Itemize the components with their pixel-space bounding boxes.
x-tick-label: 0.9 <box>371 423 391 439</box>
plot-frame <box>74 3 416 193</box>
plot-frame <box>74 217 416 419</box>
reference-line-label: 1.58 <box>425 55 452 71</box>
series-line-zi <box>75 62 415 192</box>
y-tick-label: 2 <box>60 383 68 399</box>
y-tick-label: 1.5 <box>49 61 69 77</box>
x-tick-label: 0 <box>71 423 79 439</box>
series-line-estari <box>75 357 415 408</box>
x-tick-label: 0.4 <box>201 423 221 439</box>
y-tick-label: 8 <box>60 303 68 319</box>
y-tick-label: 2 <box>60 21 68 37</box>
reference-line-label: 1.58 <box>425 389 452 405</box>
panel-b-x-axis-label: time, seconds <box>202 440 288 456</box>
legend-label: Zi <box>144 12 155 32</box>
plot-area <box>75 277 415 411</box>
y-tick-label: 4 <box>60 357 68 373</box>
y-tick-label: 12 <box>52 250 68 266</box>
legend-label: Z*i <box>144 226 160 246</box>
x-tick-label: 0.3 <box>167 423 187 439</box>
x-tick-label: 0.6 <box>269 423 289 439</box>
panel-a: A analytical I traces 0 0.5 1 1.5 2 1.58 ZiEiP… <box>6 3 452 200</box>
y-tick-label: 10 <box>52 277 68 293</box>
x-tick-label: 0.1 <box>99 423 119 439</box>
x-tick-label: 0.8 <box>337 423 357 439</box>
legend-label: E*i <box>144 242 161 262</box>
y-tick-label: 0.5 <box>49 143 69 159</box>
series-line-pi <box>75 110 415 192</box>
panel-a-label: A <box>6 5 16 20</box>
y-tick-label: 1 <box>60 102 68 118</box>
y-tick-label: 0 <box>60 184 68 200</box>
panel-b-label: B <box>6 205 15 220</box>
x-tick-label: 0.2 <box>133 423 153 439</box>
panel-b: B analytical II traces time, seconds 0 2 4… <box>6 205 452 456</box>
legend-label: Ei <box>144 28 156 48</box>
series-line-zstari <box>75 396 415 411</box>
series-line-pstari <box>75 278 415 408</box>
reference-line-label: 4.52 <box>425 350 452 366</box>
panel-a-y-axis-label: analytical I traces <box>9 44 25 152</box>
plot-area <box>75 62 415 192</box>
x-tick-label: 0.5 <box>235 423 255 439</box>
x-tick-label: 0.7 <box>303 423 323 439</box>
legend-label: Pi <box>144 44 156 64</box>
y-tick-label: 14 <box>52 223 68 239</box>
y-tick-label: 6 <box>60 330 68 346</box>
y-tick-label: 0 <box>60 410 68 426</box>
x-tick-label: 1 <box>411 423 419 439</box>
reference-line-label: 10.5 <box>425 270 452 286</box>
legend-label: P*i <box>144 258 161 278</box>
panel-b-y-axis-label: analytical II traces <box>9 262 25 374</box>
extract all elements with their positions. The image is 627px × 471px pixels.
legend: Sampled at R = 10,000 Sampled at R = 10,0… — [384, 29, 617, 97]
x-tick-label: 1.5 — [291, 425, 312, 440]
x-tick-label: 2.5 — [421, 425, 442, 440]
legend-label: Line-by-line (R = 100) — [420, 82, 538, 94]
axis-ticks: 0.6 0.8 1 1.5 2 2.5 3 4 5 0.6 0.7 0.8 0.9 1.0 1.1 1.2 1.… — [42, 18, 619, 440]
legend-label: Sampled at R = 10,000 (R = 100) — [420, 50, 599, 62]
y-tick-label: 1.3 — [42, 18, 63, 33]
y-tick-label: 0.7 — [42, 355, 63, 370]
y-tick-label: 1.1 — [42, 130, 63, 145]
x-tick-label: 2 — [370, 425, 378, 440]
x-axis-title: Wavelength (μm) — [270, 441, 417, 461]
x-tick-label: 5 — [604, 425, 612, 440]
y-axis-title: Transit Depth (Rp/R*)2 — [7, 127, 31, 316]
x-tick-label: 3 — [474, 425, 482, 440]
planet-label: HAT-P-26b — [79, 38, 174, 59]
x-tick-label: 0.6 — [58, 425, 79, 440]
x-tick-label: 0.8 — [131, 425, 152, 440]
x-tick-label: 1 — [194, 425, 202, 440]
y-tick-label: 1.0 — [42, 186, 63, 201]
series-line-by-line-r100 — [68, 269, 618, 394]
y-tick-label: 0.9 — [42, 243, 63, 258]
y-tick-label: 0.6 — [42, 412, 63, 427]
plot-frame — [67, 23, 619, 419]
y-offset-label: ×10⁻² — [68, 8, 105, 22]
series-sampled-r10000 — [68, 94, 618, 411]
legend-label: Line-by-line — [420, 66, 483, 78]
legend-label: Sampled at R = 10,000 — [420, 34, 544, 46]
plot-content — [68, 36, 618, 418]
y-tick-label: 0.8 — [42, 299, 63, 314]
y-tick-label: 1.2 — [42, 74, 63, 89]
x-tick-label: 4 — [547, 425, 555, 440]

────────────────────

Problem
Return every line of the listing above without any change.

Answer for this exercise
Itemize the components with their pixel-space bounding boxes.
x-tick-label: 0.9 <box>371 423 391 439</box>
plot-frame <box>74 3 416 193</box>
plot-frame <box>74 217 416 419</box>
reference-line-label: 1.58 <box>425 55 452 71</box>
series-line-zi <box>75 62 415 192</box>
y-tick-label: 2 <box>60 383 68 399</box>
y-tick-label: 1.5 <box>49 61 69 77</box>
x-tick-label: 0 <box>71 423 79 439</box>
series-line-estari <box>75 357 415 408</box>
x-tick-label: 0.4 <box>201 423 221 439</box>
y-tick-label: 8 <box>60 303 68 319</box>
y-tick-label: 2 <box>60 21 68 37</box>
reference-line-label: 1.58 <box>425 389 452 405</box>
panel-b-x-axis-label: time, seconds <box>202 440 288 456</box>
legend-label: Zi <box>144 12 155 32</box>
plot-area <box>75 277 415 411</box>
y-tick-label: 4 <box>60 357 68 373</box>
y-tick-label: 12 <box>52 250 68 266</box>
legend-label: Z*i <box>144 226 160 246</box>
x-tick-label: 0.3 <box>167 423 187 439</box>
x-tick-label: 0.6 <box>269 423 289 439</box>
panel-a: A analytical I traces 0 0.5 1 1.5 2 1.58 ZiEiP… <box>6 3 452 200</box>
y-tick-label: 10 <box>52 277 68 293</box>
x-tick-label: 0.1 <box>99 423 119 439</box>
x-tick-label: 0.8 <box>337 423 357 439</box>
legend-label: E*i <box>144 242 161 262</box>
y-tick-label: 0.5 <box>49 143 69 159</box>
series-line-pi <box>75 110 415 192</box>
panel-a-label: A <box>6 5 16 20</box>
y-tick-label: 1 <box>60 102 68 118</box>
y-tick-label: 0 <box>60 184 68 200</box>
panel-b-label: B <box>6 205 15 220</box>
x-tick-label: 0.2 <box>133 423 153 439</box>
panel-b: B analytical II traces time, seconds 0 2 4… <box>6 205 452 456</box>
legend-label: Ei <box>144 28 156 48</box>
series-line-zstari <box>75 396 415 411</box>
series-line-pstari <box>75 278 415 408</box>
reference-line-label: 4.52 <box>425 350 452 366</box>
panel-a-y-axis-label: analytical I traces <box>9 44 25 152</box>
plot-area <box>75 62 415 192</box>
x-tick-label: 0.5 <box>235 423 255 439</box>
x-tick-label: 0.7 <box>303 423 323 439</box>
legend-label: Pi <box>144 44 156 64</box>
y-tick-label: 14 <box>52 223 68 239</box>
y-tick-label: 6 <box>60 330 68 346</box>
y-tick-label: 0 <box>60 410 68 426</box>
x-tick-label: 1 <box>411 423 419 439</box>
reference-line-label: 10.5 <box>425 270 452 286</box>
legend-label: P*i <box>144 258 161 278</box>
panel-b-y-axis-label: analytical II traces <box>9 262 25 374</box>
extract all elements with their positions. The image is 627px × 471px pixels.
legend: Sampled at R = 10,000 Sampled at R = 10,0… — [384, 29, 617, 97]
x-tick-label: 1.5 — [291, 425, 312, 440]
x-tick-label: 2.5 — [421, 425, 442, 440]
legend-label: Line-by-line (R = 100) — [420, 82, 538, 94]
axis-ticks: 0.6 0.8 1 1.5 2 2.5 3 4 5 0.6 0.7 0.8 0.9 1.0 1.1 1.2 1.… — [42, 18, 619, 440]
legend-label: Sampled at R = 10,000 (R = 100) — [420, 50, 599, 62]
y-tick-label: 1.3 — [42, 18, 63, 33]
y-tick-label: 0.7 — [42, 355, 63, 370]
y-tick-label: 1.1 — [42, 130, 63, 145]
x-tick-label: 2 — [370, 425, 378, 440]
x-axis-title: Wavelength (μm) — [270, 441, 417, 461]
x-tick-label: 5 — [604, 425, 612, 440]
y-axis-title: Transit Depth (Rp/R*)2 — [7, 127, 31, 316]
x-tick-label: 3 — [474, 425, 482, 440]
planet-label: HAT-P-26b — [79, 38, 174, 59]
x-tick-label: 0.6 — [58, 425, 79, 440]
x-tick-label: 0.8 — [131, 425, 152, 440]
x-tick-label: 1 — [194, 425, 202, 440]
y-tick-label: 1.0 — [42, 186, 63, 201]
series-line-by-line-r100 — [68, 269, 618, 394]
y-tick-label: 0.9 — [42, 243, 63, 258]
y-tick-label: 0.6 — [42, 412, 63, 427]
plot-frame — [67, 23, 619, 419]
y-offset-label: ×10⁻² — [68, 8, 105, 22]
series-sampled-r10000 — [68, 94, 618, 411]
legend-label: Line-by-line — [420, 66, 483, 78]
legend-label: Sampled at R = 10,000 — [420, 34, 544, 46]
plot-content — [68, 36, 618, 418]
y-tick-label: 0.8 — [42, 299, 63, 314]
y-tick-label: 1.2 — [42, 74, 63, 89]
x-tick-label: 4 — [547, 425, 555, 440]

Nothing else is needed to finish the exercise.